▶ Problem: Transcribe the data that follows without changing a word, and omit the pictures.

Figure record listings:
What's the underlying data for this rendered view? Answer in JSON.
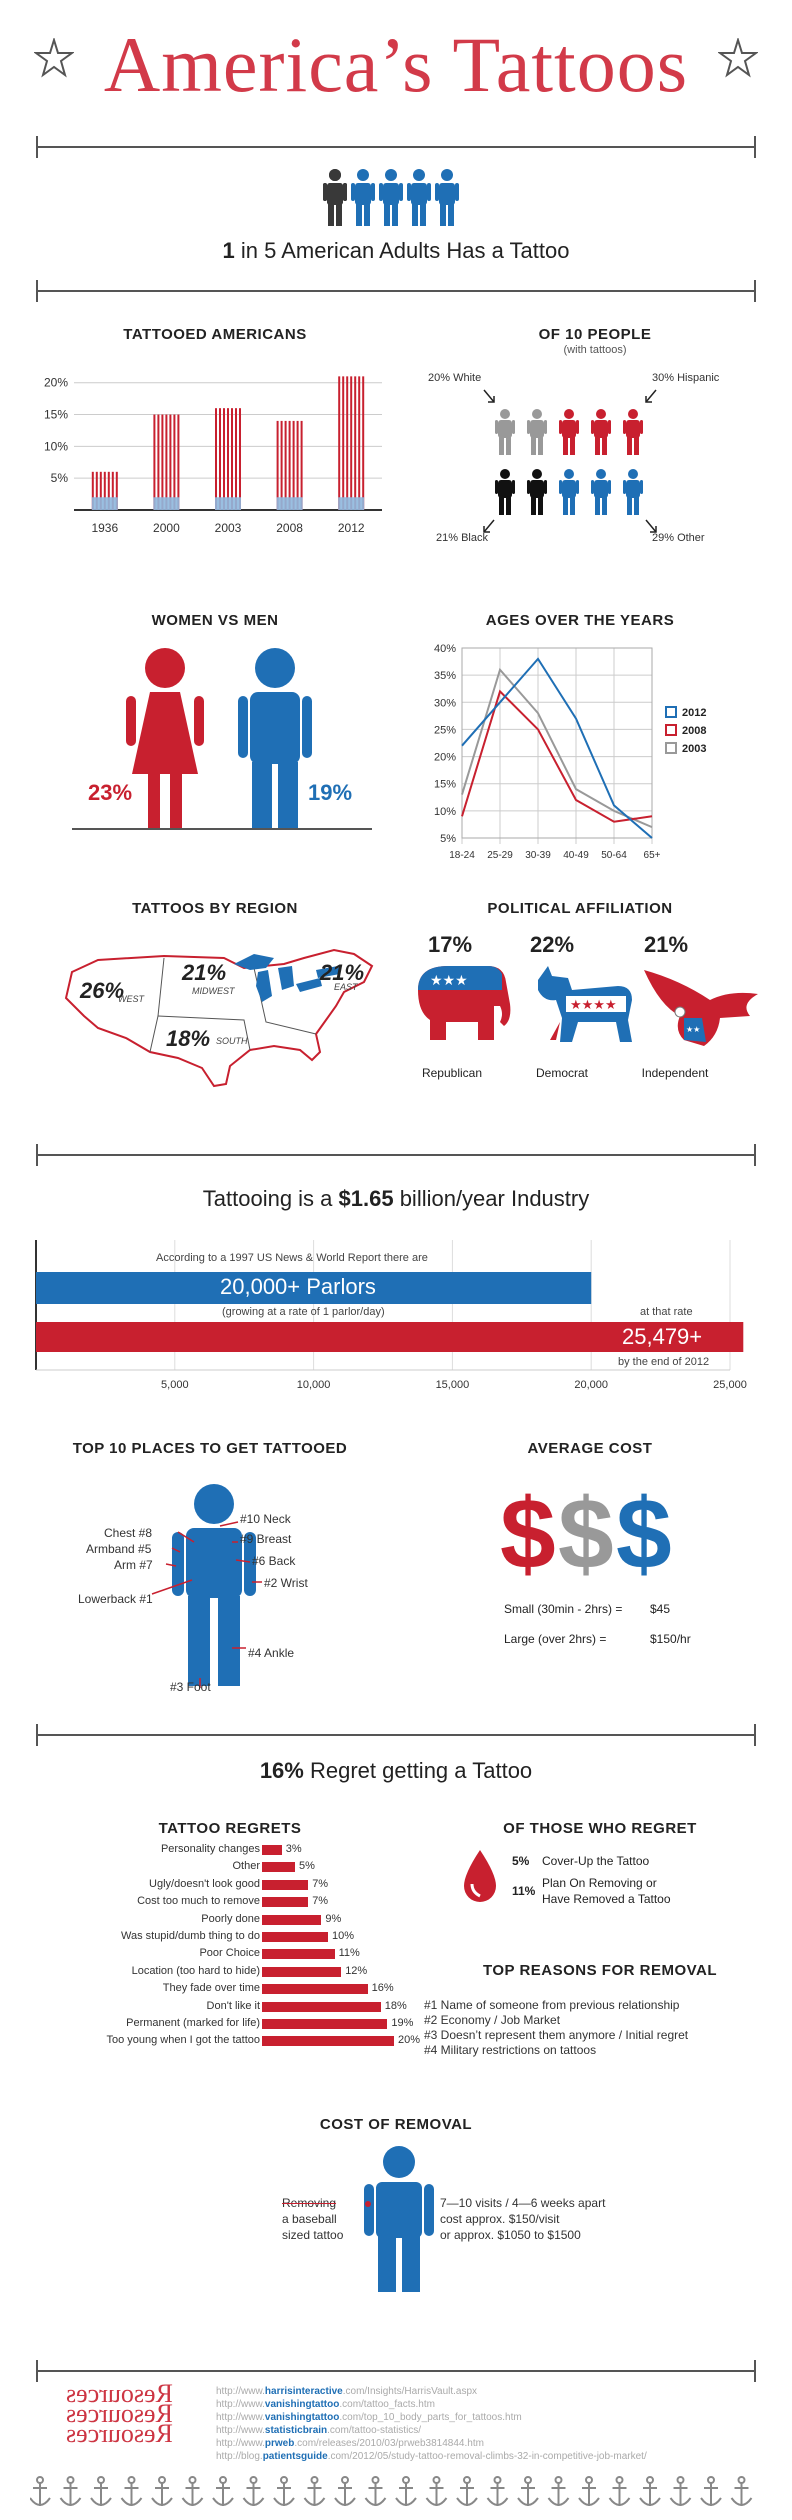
{
  "header": {
    "title": "America’s Tattoos"
  },
  "intro": {
    "headline_num": "1",
    "headline_rest": " in 5 American Adults Has a Tattoo"
  },
  "colors": {
    "red": "#c8202f",
    "blue": "#1f6fb5",
    "gray": "#999999",
    "black": "#111111"
  },
  "tattooed_americans": {
    "heading": "TATTOOED AMERICANS",
    "ticks": [
      "20%",
      "15%",
      "10%",
      "5%"
    ]
  },
  "of10": {
    "heading": "OF 10 PEOPLE",
    "subheading": "(with tattoos)",
    "white": "20% White",
    "hispanic": "30% Hispanic",
    "black": "21% Black",
    "other": "29% Other"
  },
  "women_men": {
    "heading": "WOMEN VS MEN",
    "women": "23%",
    "men": "19%"
  },
  "ages": {
    "heading": "AGES OVER THE YEARS",
    "yticks": [
      "40%",
      "35%",
      "30%",
      "25%",
      "20%",
      "15%",
      "10%",
      "5%"
    ],
    "legend": [
      "2012",
      "2008",
      "2003"
    ]
  },
  "region": {
    "heading": "TATTOOS BY REGION",
    "west_pct": "26%",
    "west": "WEST",
    "midwest_pct": "21%",
    "midwest": "MIDWEST",
    "east_pct": "21%",
    "east": "EAST",
    "south_pct": "18%",
    "south": "SOUTH"
  },
  "political": {
    "heading": "POLITICAL AFFILIATION",
    "republican_pct": "17%",
    "republican": "Republican",
    "democrat_pct": "22%",
    "democrat": "Democrat",
    "independent_pct": "21%",
    "independent": "Independent"
  },
  "industry": {
    "headline_pre": "Tattooing is a ",
    "headline_num": "$1.65",
    "headline_post": " billion/year Industry",
    "note_top": "According to a 1997 US News & World Report there are",
    "parlors": "20,000+ Parlors",
    "growth": "(growing at a rate of 1 parlor/day)",
    "at_that_rate": "at that rate",
    "future": "25,479+",
    "by_end": "by the end of 2012",
    "ticks": [
      "5,000",
      "10,000",
      "15,000",
      "20,000",
      "25,000"
    ]
  },
  "top10": {
    "heading": "TOP 10 PLACES TO GET TATTOOED",
    "neck": "#10 Neck",
    "breast": "#9 Breast",
    "back": "#6 Back",
    "wrist": "#2 Wrist",
    "chest": "Chest #8",
    "armband": "Armband #5",
    "arm": "Arm #7",
    "lowerback": "Lowerback #1",
    "ankle": "#4 Ankle",
    "foot": "#3 Foot"
  },
  "avg_cost": {
    "heading": "AVERAGE COST",
    "small_label": "Small (30min - 2hrs)  =",
    "small_value": "$45",
    "large_label": "Large (over 2hrs)  =",
    "large_value": "$150/hr"
  },
  "regret": {
    "headline_num": "16%",
    "headline_rest": " Regret getting a Tattoo",
    "heading": "TATTOO REGRETS"
  },
  "those_regret": {
    "heading": "OF THOSE WHO REGRET",
    "p1": "5%",
    "t1": "Cover-Up the Tattoo",
    "p2": "11%",
    "t2a": "Plan On Removing or",
    "t2b": "Have Removed a Tattoo"
  },
  "removal_reasons": {
    "heading": "TOP REASONS FOR REMOVAL",
    "items": [
      "#1  Name of someone from previous relationship",
      "#2  Economy / Job Market",
      "#3  Doesn’t represent them anymore / Initial regret",
      "#4  Military restrictions on tattoos"
    ]
  },
  "cost_removal": {
    "heading": "COST OF REMOVAL",
    "label_a": "Removing",
    "label_b": "a baseball",
    "label_c": "sized tattoo",
    "line1": "7—10 visits / 4—6 weeks apart",
    "line2": "cost approx. $150/visit",
    "line3": "or approx. $1050 to $1500"
  },
  "sources": {
    "heading": "Resources",
    "items": [
      {
        "pre": "http://www.",
        "b": "harrisinteractive",
        "post": ".com/Insights/HarrisVault.aspx"
      },
      {
        "pre": "http://www.",
        "b": "vanishingtattoo",
        "post": ".com/tattoo_facts.htm"
      },
      {
        "pre": "http://www.",
        "b": "vanishingtattoo",
        "post": ".com/top_10_body_parts_for_tattoos.htm"
      },
      {
        "pre": "http://www.",
        "b": "statisticbrain",
        "post": ".com/tattoo-statistics/"
      },
      {
        "pre": "http://www.",
        "b": "prweb",
        "post": ".com/releases/2010/03/prweb3814844.htm"
      },
      {
        "pre": "http://blog.",
        "b": "patientsguide",
        "post": ".com/2012/05/study-tattoo-removal-climbs-32-in-competitive-job-market/"
      }
    ]
  },
  "chart_data": [
    {
      "type": "bar",
      "title": "TATTOOED AMERICANS",
      "categories": [
        "1936",
        "2000",
        "2003",
        "2008",
        "2012"
      ],
      "values": [
        6,
        15,
        16,
        14,
        21
      ],
      "ylim": [
        0,
        22
      ],
      "unit": "%"
    },
    {
      "type": "pictogram",
      "title": "OF 10 PEOPLE",
      "categories": [
        "20% White",
        "30% Hispanic",
        "21% Black",
        "29% Other"
      ],
      "values": [
        2,
        3,
        2,
        3
      ],
      "colors": [
        "#999999",
        "#c8202f",
        "#111111",
        "#1f6fb5"
      ]
    },
    {
      "type": "bar",
      "title": "WOMEN VS MEN",
      "categories": [
        "Women",
        "Men"
      ],
      "values": [
        23,
        19
      ],
      "unit": "%"
    },
    {
      "type": "line",
      "title": "AGES OVER THE YEARS",
      "x": [
        "18-24",
        "25-29",
        "30-39",
        "40-49",
        "50-64",
        "65+"
      ],
      "ylim": [
        5,
        40
      ],
      "series": [
        {
          "name": "2012",
          "color": "#1f6fb5",
          "values": [
            22,
            30,
            38,
            27,
            11,
            5
          ]
        },
        {
          "name": "2008",
          "color": "#c8202f",
          "values": [
            9,
            32,
            25,
            12,
            8,
            9
          ]
        },
        {
          "name": "2003",
          "color": "#999999",
          "values": [
            13,
            36,
            28,
            14,
            10,
            7
          ]
        }
      ],
      "legend": "right"
    },
    {
      "type": "bar",
      "title": "TATTOOS BY REGION",
      "categories": [
        "WEST",
        "MIDWEST",
        "EAST",
        "SOUTH"
      ],
      "values": [
        26,
        21,
        21,
        18
      ],
      "unit": "%"
    },
    {
      "type": "bar",
      "title": "POLITICAL AFFILIATION",
      "categories": [
        "Republican",
        "Democrat",
        "Independent"
      ],
      "values": [
        17,
        22,
        21
      ],
      "unit": "%"
    },
    {
      "type": "bar",
      "title": "Parlors",
      "categories": [
        "1997",
        "end of 2012"
      ],
      "values": [
        20000,
        25479
      ],
      "xlim": [
        0,
        25000
      ],
      "orientation": "horizontal"
    },
    {
      "type": "bar",
      "title": "TATTOO REGRETS",
      "orientation": "horizontal",
      "categories": [
        "Personality changes",
        "Other",
        "Ugly/doesn't look good",
        "Cost too much to remove",
        "Poorly done",
        "Was stupid/dumb thing to do",
        "Poor Choice",
        "Location (too hard to hide)",
        "They fade over time",
        "Don't like it",
        "Permanent (marked for life)",
        "Too young when I got the tattoo"
      ],
      "values": [
        3,
        5,
        7,
        7,
        9,
        10,
        11,
        12,
        16,
        18,
        19,
        20
      ],
      "labels": [
        "3%",
        "5%",
        "7%",
        "7%",
        "9%",
        "10%",
        "11%",
        "12%",
        "16%",
        "18%",
        "19%",
        "20%"
      ],
      "unit": "%"
    }
  ]
}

▶ Output of the exercise:
What's the underlying data for this rendered view? Answer in JSON.
{
  "header": {
    "title": "America’s Tattoos"
  },
  "intro": {
    "headline_num": "1",
    "headline_rest": " in 5 American Adults Has a Tattoo"
  },
  "colors": {
    "red": "#c8202f",
    "blue": "#1f6fb5",
    "gray": "#999999",
    "black": "#111111"
  },
  "tattooed_americans": {
    "heading": "TATTOOED AMERICANS",
    "ticks": [
      "20%",
      "15%",
      "10%",
      "5%"
    ]
  },
  "of10": {
    "heading": "OF 10 PEOPLE",
    "subheading": "(with tattoos)",
    "white": "20% White",
    "hispanic": "30% Hispanic",
    "black": "21% Black",
    "other": "29% Other"
  },
  "women_men": {
    "heading": "WOMEN VS MEN",
    "women": "23%",
    "men": "19%"
  },
  "ages": {
    "heading": "AGES OVER THE YEARS",
    "yticks": [
      "40%",
      "35%",
      "30%",
      "25%",
      "20%",
      "15%",
      "10%",
      "5%"
    ],
    "legend": [
      "2012",
      "2008",
      "2003"
    ]
  },
  "region": {
    "heading": "TATTOOS BY REGION",
    "west_pct": "26%",
    "west": "WEST",
    "midwest_pct": "21%",
    "midwest": "MIDWEST",
    "east_pct": "21%",
    "east": "EAST",
    "south_pct": "18%",
    "south": "SOUTH"
  },
  "political": {
    "heading": "POLITICAL AFFILIATION",
    "republican_pct": "17%",
    "republican": "Republican",
    "democrat_pct": "22%",
    "democrat": "Democrat",
    "independent_pct": "21%",
    "independent": "Independent"
  },
  "industry": {
    "headline_pre": "Tattooing is a ",
    "headline_num": "$1.65",
    "headline_post": " billion/year Industry",
    "note_top": "According to a 1997 US News & World Report there are",
    "parlors": "20,000+ Parlors",
    "growth": "(growing at a rate of 1 parlor/day)",
    "at_that_rate": "at that rate",
    "future": "25,479+",
    "by_end": "by the end of 2012",
    "ticks": [
      "5,000",
      "10,000",
      "15,000",
      "20,000",
      "25,000"
    ]
  },
  "top10": {
    "heading": "TOP 10 PLACES TO GET TATTOOED",
    "neck": "#10 Neck",
    "breast": "#9 Breast",
    "back": "#6 Back",
    "wrist": "#2 Wrist",
    "chest": "Chest #8",
    "armband": "Armband #5",
    "arm": "Arm #7",
    "lowerback": "Lowerback #1",
    "ankle": "#4 Ankle",
    "foot": "#3 Foot"
  },
  "avg_cost": {
    "heading": "AVERAGE COST",
    "small_label": "Small (30min - 2hrs)  =",
    "small_value": "$45",
    "large_label": "Large (over 2hrs)  =",
    "large_value": "$150/hr"
  },
  "regret": {
    "headline_num": "16%",
    "headline_rest": " Regret getting a Tattoo",
    "heading": "TATTOO REGRETS"
  },
  "those_regret": {
    "heading": "OF THOSE WHO REGRET",
    "p1": "5%",
    "t1": "Cover-Up the Tattoo",
    "p2": "11%",
    "t2a": "Plan On Removing or",
    "t2b": "Have Removed a Tattoo"
  },
  "removal_reasons": {
    "heading": "TOP REASONS FOR REMOVAL",
    "items": [
      "#1  Name of someone from previous relationship",
      "#2  Economy / Job Market",
      "#3  Doesn’t represent them anymore / Initial regret",
      "#4  Military restrictions on tattoos"
    ]
  },
  "cost_removal": {
    "heading": "COST OF REMOVAL",
    "label_a": "Removing",
    "label_b": "a baseball",
    "label_c": "sized tattoo",
    "line1": "7—10 visits / 4—6 weeks apart",
    "line2": "cost approx. $150/visit",
    "line3": "or approx. $1050 to $1500"
  },
  "sources": {
    "heading": "Resources",
    "items": [
      {
        "pre": "http://www.",
        "b": "harrisinteractive",
        "post": ".com/Insights/HarrisVault.aspx"
      },
      {
        "pre": "http://www.",
        "b": "vanishingtattoo",
        "post": ".com/tattoo_facts.htm"
      },
      {
        "pre": "http://www.",
        "b": "vanishingtattoo",
        "post": ".com/top_10_body_parts_for_tattoos.htm"
      },
      {
        "pre": "http://www.",
        "b": "statisticbrain",
        "post": ".com/tattoo-statistics/"
      },
      {
        "pre": "http://www.",
        "b": "prweb",
        "post": ".com/releases/2010/03/prweb3814844.htm"
      },
      {
        "pre": "http://blog.",
        "b": "patientsguide",
        "post": ".com/2012/05/study-tattoo-removal-climbs-32-in-competitive-job-market/"
      }
    ]
  },
  "chart_data": [
    {
      "type": "bar",
      "title": "TATTOOED AMERICANS",
      "categories": [
        "1936",
        "2000",
        "2003",
        "2008",
        "2012"
      ],
      "values": [
        6,
        15,
        16,
        14,
        21
      ],
      "ylim": [
        0,
        22
      ],
      "unit": "%"
    },
    {
      "type": "pictogram",
      "title": "OF 10 PEOPLE",
      "categories": [
        "20% White",
        "30% Hispanic",
        "21% Black",
        "29% Other"
      ],
      "values": [
        2,
        3,
        2,
        3
      ],
      "colors": [
        "#999999",
        "#c8202f",
        "#111111",
        "#1f6fb5"
      ]
    },
    {
      "type": "bar",
      "title": "WOMEN VS MEN",
      "categories": [
        "Women",
        "Men"
      ],
      "values": [
        23,
        19
      ],
      "unit": "%"
    },
    {
      "type": "line",
      "title": "AGES OVER THE YEARS",
      "x": [
        "18-24",
        "25-29",
        "30-39",
        "40-49",
        "50-64",
        "65+"
      ],
      "ylim": [
        5,
        40
      ],
      "series": [
        {
          "name": "2012",
          "color": "#1f6fb5",
          "values": [
            22,
            30,
            38,
            27,
            11,
            5
          ]
        },
        {
          "name": "2008",
          "color": "#c8202f",
          "values": [
            9,
            32,
            25,
            12,
            8,
            9
          ]
        },
        {
          "name": "2003",
          "color": "#999999",
          "values": [
            13,
            36,
            28,
            14,
            10,
            7
          ]
        }
      ],
      "legend": "right"
    },
    {
      "type": "bar",
      "title": "TATTOOS BY REGION",
      "categories": [
        "WEST",
        "MIDWEST",
        "EAST",
        "SOUTH"
      ],
      "values": [
        26,
        21,
        21,
        18
      ],
      "unit": "%"
    },
    {
      "type": "bar",
      "title": "POLITICAL AFFILIATION",
      "categories": [
        "Republican",
        "Democrat",
        "Independent"
      ],
      "values": [
        17,
        22,
        21
      ],
      "unit": "%"
    },
    {
      "type": "bar",
      "title": "Parlors",
      "categories": [
        "1997",
        "end of 2012"
      ],
      "values": [
        20000,
        25479
      ],
      "xlim": [
        0,
        25000
      ],
      "orientation": "horizontal"
    },
    {
      "type": "bar",
      "title": "TATTOO REGRETS",
      "orientation": "horizontal",
      "categories": [
        "Personality changes",
        "Other",
        "Ugly/doesn't look good",
        "Cost too much to remove",
        "Poorly done",
        "Was stupid/dumb thing to do",
        "Poor Choice",
        "Location (too hard to hide)",
        "They fade over time",
        "Don't like it",
        "Permanent (marked for life)",
        "Too young when I got the tattoo"
      ],
      "values": [
        3,
        5,
        7,
        7,
        9,
        10,
        11,
        12,
        16,
        18,
        19,
        20
      ],
      "labels": [
        "3%",
        "5%",
        "7%",
        "7%",
        "9%",
        "10%",
        "11%",
        "12%",
        "16%",
        "18%",
        "19%",
        "20%"
      ],
      "unit": "%"
    }
  ]
}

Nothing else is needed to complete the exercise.